Lines of data

--- --- ---

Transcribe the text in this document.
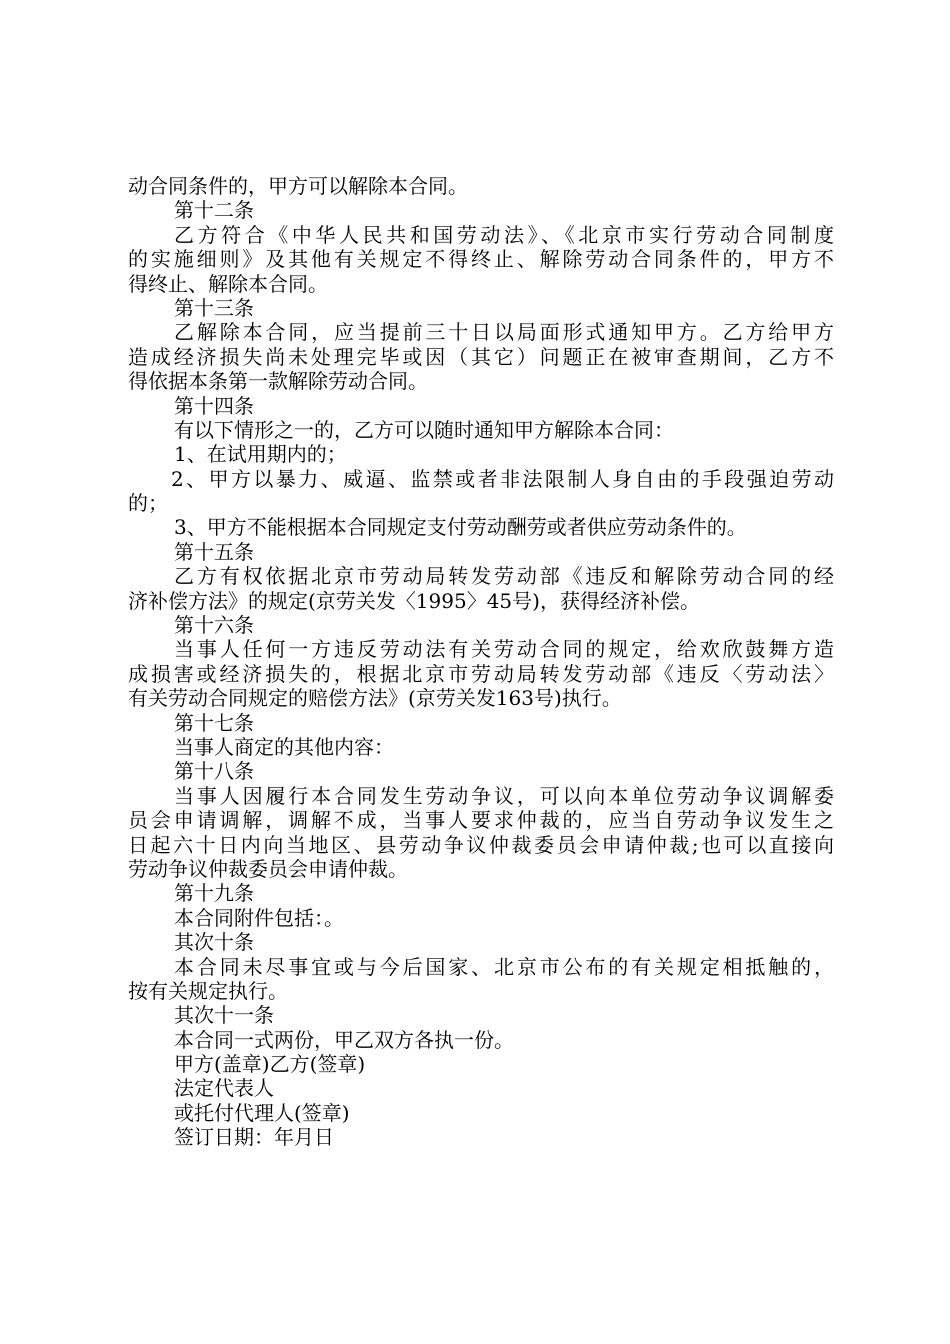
动合同条件的，甲方可以解除本合同。
第十二条
乙方符合《中华人民共和国劳动法》、《北京市实行劳动合同制度
的实施细则》及其他有关规定不得终止、解除劳动合同条件的，甲方不
得终止、解除本合同。
第十三条
乙解除本合同，应当提前三十日以局面形式通知甲方。乙方给甲方
造成经济损失尚未处理完毕或因（其它）问题正在被审查期间，乙方不
得依据本条第一款解除劳动合同。
第十四条
有以下情形之一的，乙方可以随时通知甲方解除本合同：
1、在试用期内的；
2、甲方以暴力、威逼、监禁或者非法限制人身自由的手段强迫劳动
的；
3、甲方不能根据本合同规定支付劳动酬劳或者供应劳动条件的。
第十五条
乙方有权依据北京市劳动局转发劳动部《违反和解除劳动合同的经
济补偿方法》的规定(京劳关发〈1995〉45号)，获得经济补偿。
第十六条
当事人任何一方违反劳动法有关劳动合同的规定，给欢欣鼓舞方造
成损害或经济损失的，根据北京市劳动局转发劳动部《违反〈劳动法〉
有关劳动合同规定的赔偿方法》(京劳关发163号)执行。
第十七条
当事人商定的其他内容：
第十八条
当事人因履行本合同发生劳动争议，可以向本单位劳动争议调解委
员会申请调解，调解不成，当事人要求仲裁的，应当自劳动争议发生之
日起六十日内向当地区、县劳动争议仲裁委员会申请仲裁;也可以直接向
劳动争议仲裁委员会申请仲裁。
第十九条
本合同附件包括：。
其次十条
本合同未尽事宜或与今后国家、北京市公布的有关规定相抵触的，
按有关规定执行。
其次十一条
本合同一式两份，甲乙双方各执一份。
甲方(盖章)乙方(签章)
法定代表人
或托付代理人(签章)
签订日期：年月日
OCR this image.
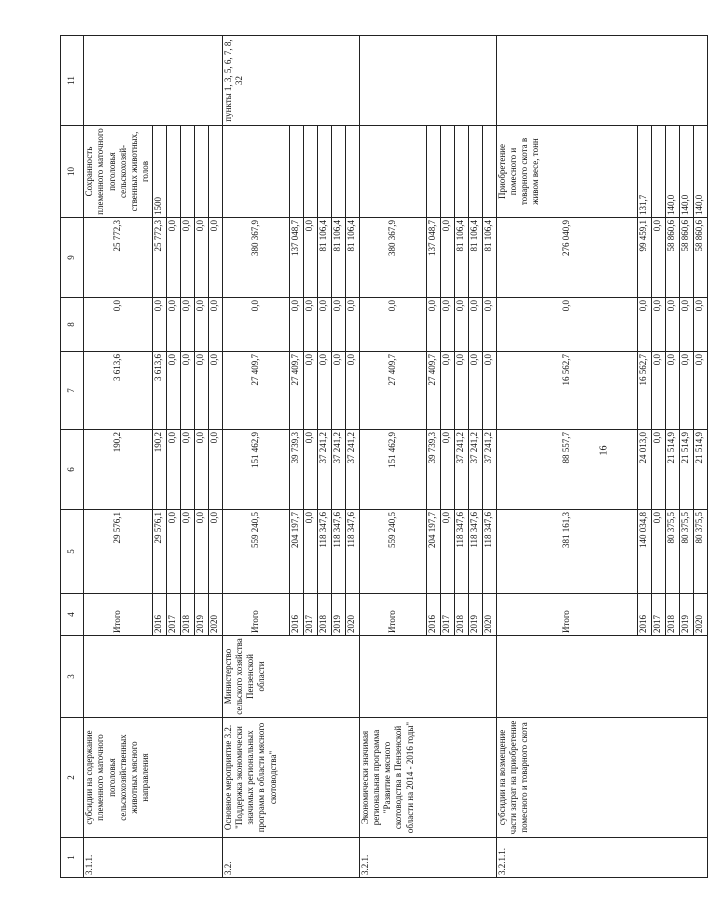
16
1	2	3	4	5	6	7	8	9	10	11
3.1.1.	субсидии на содержание племенного маточного поголовья сельскохозяйственных животных мясного направления		Итого	29 576,1	190,2	3 613,6	0,0	25 772,3	Сохранность племенного маточного поголовья сельскохозяй-ственных животных, голов	
			2016	29 576,1	190,2	3 613,6	0,0	25 772,3	1500	
			2017	0,0	0,0	0,0	0,0	0,0		
			2018	0,0	0,0	0,0	0,0	0,0		
			2019	0,0	0,0	0,0	0,0	0,0		
			2020	0,0	0,0	0,0	0,0	0,0		
3.2.	Основное мероприятие 3.2. "Поддержка экономически значимых региональных программ в области мясного скотоводства"	Министерство сельского хозяйства Пензенской области	Итого	559 240,5	151 462,9	27 409,7	0,0	380 367,9		пункты 1, 3, 5, 6, 7, 8, 32
			2016	204 197,7	39 739,3	27 409,7	0,0	137 048,7		
			2017	0,0	0,0	0,0	0,0	0,0		
			2018	118 347,6	37 241,2	0,0	0,0	81 106,4		
			2019	118 347,6	37 241,2	0,0	0,0	81 106,4		
			2020	118 347,6	37 241,2	0,0	0,0	81 106,4		
3.2.1.	Экономически значимая региональная программа "Развитие мясного скотоводства в Пензенской области на 2014 - 2016 годы"		Итого	559 240,5	151 462,9	27 409,7	0,0	380 367,9		
			2016	204 197,7	39 739,3	27 409,7	0,0	137 048,7		
			2017	0,0	0,0	0,0	0,0	0,0		
			2018	118 347,6	37 241,2	0,0	0,0	81 106,4		
			2019	118 347,6	37 241,2	0,0	0,0	81 106,4		
			2020	118 347,6	37 241,2	0,0	0,0	81 106,4		
3.2.1.1.	субсидии на возмещение части затрат на приобретение помесного и товарного скота		Итого	381 161,3	88 557,7	16 562,7	0,0	276 040,9	Приобретение помесного и товарного скота в живом весе, тонн	
			2016	140 034,8	24 013,0	16 562,7	0,0	99 459,1	131,7	
			2017	0,0	0,0	0,0	0,0	0,0		
			2018	80 375,5	21 514,9	0,0	0,0	58 860,6	140,0	
			2019	80 375,5	21 514,9	0,0	0,0	58 860,6	140,0	
			2020	80 375,5	21 514,9	0,0	0,0	58 860,6	140,0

--- --- ---

* **WHAT THE EXERCISE ASKS**:
List all lines from the entries that include the word "области".

* **EXERCISE ANSWER**:
3.2.	Основное мероприятие 3.2. "Поддержка экономически значимых региональных программ в области мясного скотоводства"	Министерство сельского хозяйства Пензенской области	Итого	559 240,5	151 462,9	27 409,7	0,0	380 367,9		пункты 1, 3, 5, 6, 7, 8, 32
3.2.1.	Экономически значимая региональная программа "Развитие мясного скотоводства в Пензенской области на 2014 - 2016 годы"		Итого	559 240,5	151 462,9	27 409,7	0,0	380 367,9		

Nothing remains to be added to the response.